TASK OBJECTIVE> For the copy, please give all of the data again exactly and leave the pictures out.

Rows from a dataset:
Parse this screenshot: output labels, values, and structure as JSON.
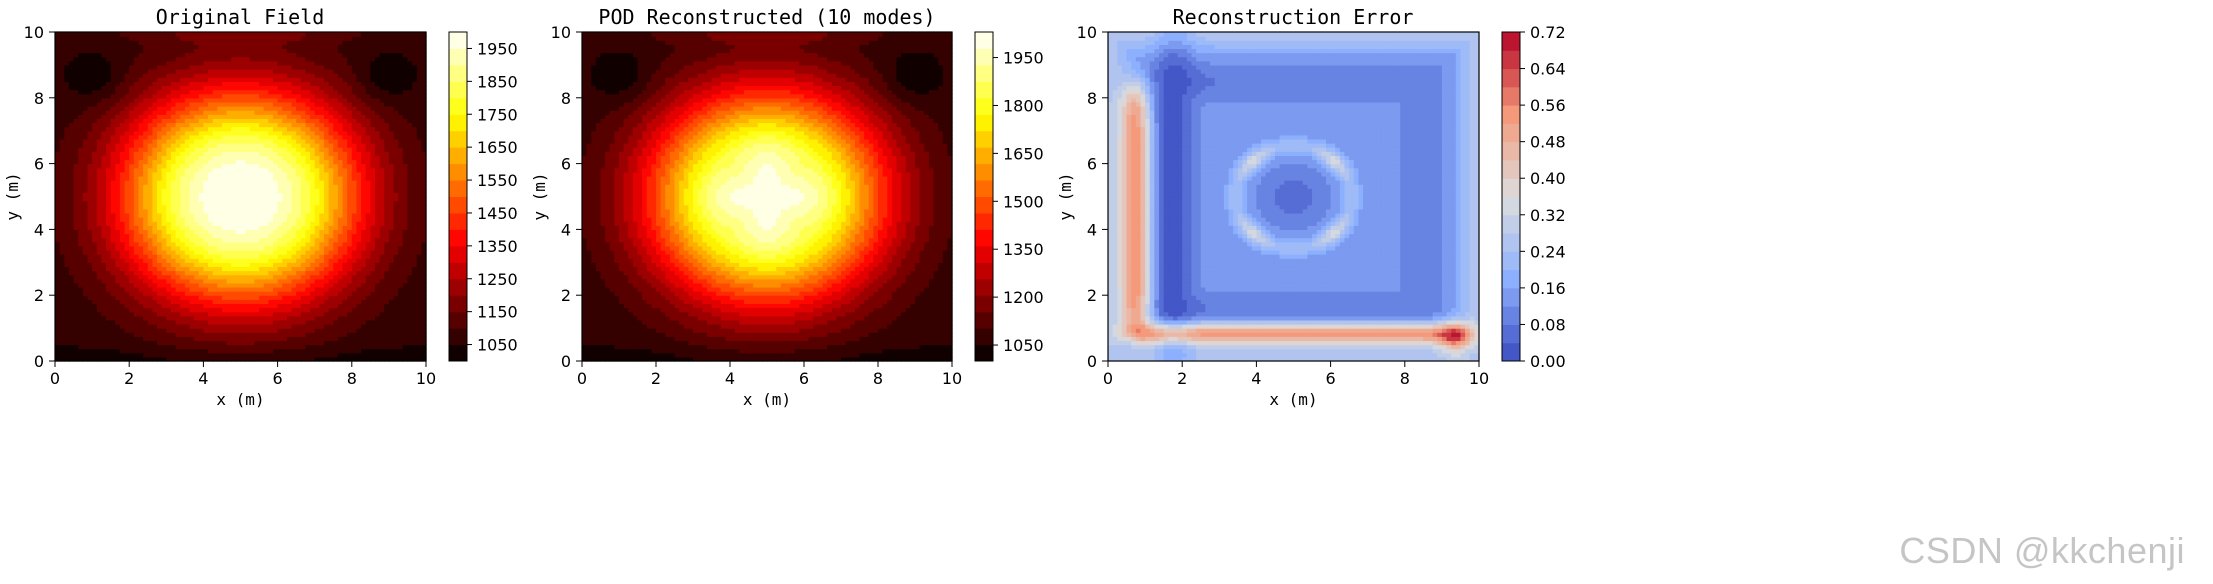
{
  "watermark": "CSDN @kkchenji",
  "chart_data": [
    {
      "type": "heatmap",
      "title": "Original Field",
      "xlabel": "x (m)",
      "ylabel": "y (m)",
      "xlim": [
        0,
        10
      ],
      "ylim": [
        0,
        10
      ],
      "xticks": [
        0,
        2,
        4,
        6,
        8,
        10
      ],
      "yticks": [
        0,
        2,
        4,
        6,
        8,
        10
      ],
      "colormap": "hot",
      "field": "original",
      "value_range": [
        1000,
        2000
      ],
      "colorbar_ticks": [
        1050,
        1150,
        1250,
        1350,
        1450,
        1550,
        1650,
        1750,
        1850,
        1950
      ],
      "colorbar_levels": 20,
      "grid": false
    },
    {
      "type": "heatmap",
      "title": "POD Reconstructed (10 modes)",
      "xlabel": "x (m)",
      "ylabel": "y (m)",
      "xlim": [
        0,
        10
      ],
      "ylim": [
        0,
        10
      ],
      "xticks": [
        0,
        2,
        4,
        6,
        8,
        10
      ],
      "yticks": [
        0,
        2,
        4,
        6,
        8,
        10
      ],
      "colormap": "hot",
      "field": "reconstructed",
      "value_range": [
        1000,
        2030
      ],
      "colorbar_ticks": [
        1050,
        1200,
        1350,
        1500,
        1650,
        1800,
        1950
      ],
      "colorbar_levels": 20,
      "grid": false
    },
    {
      "type": "heatmap",
      "title": "Reconstruction Error",
      "xlabel": "x (m)",
      "ylabel": "y (m)",
      "xlim": [
        0,
        10
      ],
      "ylim": [
        0,
        10
      ],
      "xticks": [
        0,
        2,
        4,
        6,
        8,
        10
      ],
      "yticks": [
        0,
        2,
        4,
        6,
        8,
        10
      ],
      "colormap": "coolwarm",
      "field": "error",
      "value_range": [
        0.0,
        0.72
      ],
      "colorbar_ticks": [
        "0.00",
        "0.08",
        "0.16",
        "0.24",
        "0.32",
        "0.40",
        "0.48",
        "0.56",
        "0.64",
        "0.72"
      ],
      "colorbar_levels": 18,
      "grid": false
    }
  ]
}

ANSWER BELOW>
Parse this screenshot: output labels, values, and structure as JSON.
{
  "watermark": "CSDN @kkchenji",
  "chart_data": [
    {
      "type": "heatmap",
      "title": "Original Field",
      "xlabel": "x (m)",
      "ylabel": "y (m)",
      "xlim": [
        0,
        10
      ],
      "ylim": [
        0,
        10
      ],
      "xticks": [
        0,
        2,
        4,
        6,
        8,
        10
      ],
      "yticks": [
        0,
        2,
        4,
        6,
        8,
        10
      ],
      "colormap": "hot",
      "field": "original",
      "value_range": [
        1000,
        2000
      ],
      "colorbar_ticks": [
        1050,
        1150,
        1250,
        1350,
        1450,
        1550,
        1650,
        1750,
        1850,
        1950
      ],
      "colorbar_levels": 20,
      "grid": false
    },
    {
      "type": "heatmap",
      "title": "POD Reconstructed (10 modes)",
      "xlabel": "x (m)",
      "ylabel": "y (m)",
      "xlim": [
        0,
        10
      ],
      "ylim": [
        0,
        10
      ],
      "xticks": [
        0,
        2,
        4,
        6,
        8,
        10
      ],
      "yticks": [
        0,
        2,
        4,
        6,
        8,
        10
      ],
      "colormap": "hot",
      "field": "reconstructed",
      "value_range": [
        1000,
        2030
      ],
      "colorbar_ticks": [
        1050,
        1200,
        1350,
        1500,
        1650,
        1800,
        1950
      ],
      "colorbar_levels": 20,
      "grid": false
    },
    {
      "type": "heatmap",
      "title": "Reconstruction Error",
      "xlabel": "x (m)",
      "ylabel": "y (m)",
      "xlim": [
        0,
        10
      ],
      "ylim": [
        0,
        10
      ],
      "xticks": [
        0,
        2,
        4,
        6,
        8,
        10
      ],
      "yticks": [
        0,
        2,
        4,
        6,
        8,
        10
      ],
      "colormap": "coolwarm",
      "field": "error",
      "value_range": [
        0.0,
        0.72
      ],
      "colorbar_ticks": [
        "0.00",
        "0.08",
        "0.16",
        "0.24",
        "0.32",
        "0.40",
        "0.48",
        "0.56",
        "0.64",
        "0.72"
      ],
      "colorbar_levels": 18,
      "grid": false
    }
  ]
}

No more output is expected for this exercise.